• DATA PROVIDED:
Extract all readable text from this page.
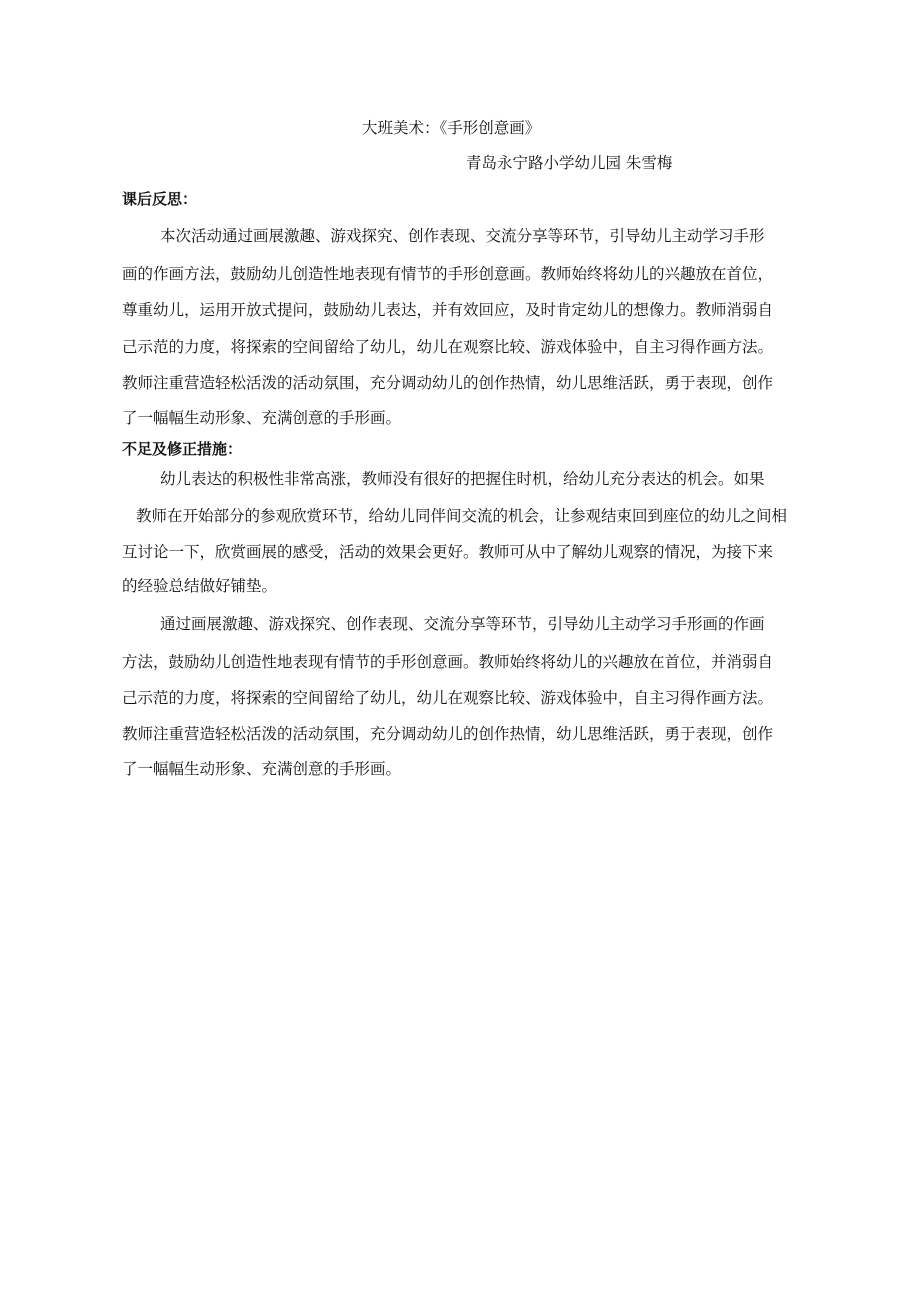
大班美术：《手形创意画》
青岛永宁路小学幼儿园 朱雪梅
课后反思：
本次活动通过画展激趣、游戏探究、创作表现、交流分享等环节，引导幼儿主动学习手形
画的作画方法，鼓励幼儿创造性地表现有情节的手形创意画。教师始终将幼儿的兴趣放在首位，
尊重幼儿，运用开放式提问，鼓励幼儿表达，并有效回应，及时肯定幼儿的想像力。教师消弱自
己示范的力度，将探索的空间留给了幼儿，幼儿在观察比较、游戏体验中，自主习得作画方法。
教师注重营造轻松活泼的活动氛围，充分调动幼儿的创作热情，幼儿思维活跃，勇于表现，创作
了一幅幅生动形象、充满创意的手形画。
不足及修正措施：
幼儿表达的积极性非常高涨，教师没有很好的把握住时机，给幼儿充分表达的机会。如果
教师在开始部分的参观欣赏环节，给幼儿同伴间交流的机会，让参观结束回到座位的幼儿之间相
互讨论一下，欣赏画展的感受，活动的效果会更好。教师可从中了解幼儿观察的情况，为接下来
的经验总结做好铺垫。
通过画展激趣、游戏探究、创作表现、交流分享等环节，引导幼儿主动学习手形画的作画
方法，鼓励幼儿创造性地表现有情节的手形创意画。教师始终将幼儿的兴趣放在首位，并消弱自
己示范的力度，将探索的空间留给了幼儿，幼儿在观察比较、游戏体验中，自主习得作画方法。
教师注重营造轻松活泼的活动氛围，充分调动幼儿的创作热情，幼儿思维活跃，勇于表现，创作
了一幅幅生动形象、充满创意的手形画。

• CHALLENGE: Copy out all of the material exactly as written, without its pictures.

• IN RESPONSE:
Extract all readable text from this page.
大班美术：《手形创意画》
青岛永宁路小学幼儿园 朱雪梅
课后反思：
本次活动通过画展激趣、游戏探究、创作表现、交流分享等环节，引导幼儿主动学习手形
画的作画方法，鼓励幼儿创造性地表现有情节的手形创意画。教师始终将幼儿的兴趣放在首位，
尊重幼儿，运用开放式提问，鼓励幼儿表达，并有效回应，及时肯定幼儿的想像力。教师消弱自
己示范的力度，将探索的空间留给了幼儿，幼儿在观察比较、游戏体验中，自主习得作画方法。
教师注重营造轻松活泼的活动氛围，充分调动幼儿的创作热情，幼儿思维活跃，勇于表现，创作
了一幅幅生动形象、充满创意的手形画。
不足及修正措施：
幼儿表达的积极性非常高涨，教师没有很好的把握住时机，给幼儿充分表达的机会。如果
教师在开始部分的参观欣赏环节，给幼儿同伴间交流的机会，让参观结束回到座位的幼儿之间相
互讨论一下，欣赏画展的感受，活动的效果会更好。教师可从中了解幼儿观察的情况，为接下来
的经验总结做好铺垫。
通过画展激趣、游戏探究、创作表现、交流分享等环节，引导幼儿主动学习手形画的作画
方法，鼓励幼儿创造性地表现有情节的手形创意画。教师始终将幼儿的兴趣放在首位，并消弱自
己示范的力度，将探索的空间留给了幼儿，幼儿在观察比较、游戏体验中，自主习得作画方法。
教师注重营造轻松活泼的活动氛围，充分调动幼儿的创作热情，幼儿思维活跃，勇于表现，创作
了一幅幅生动形象、充满创意的手形画。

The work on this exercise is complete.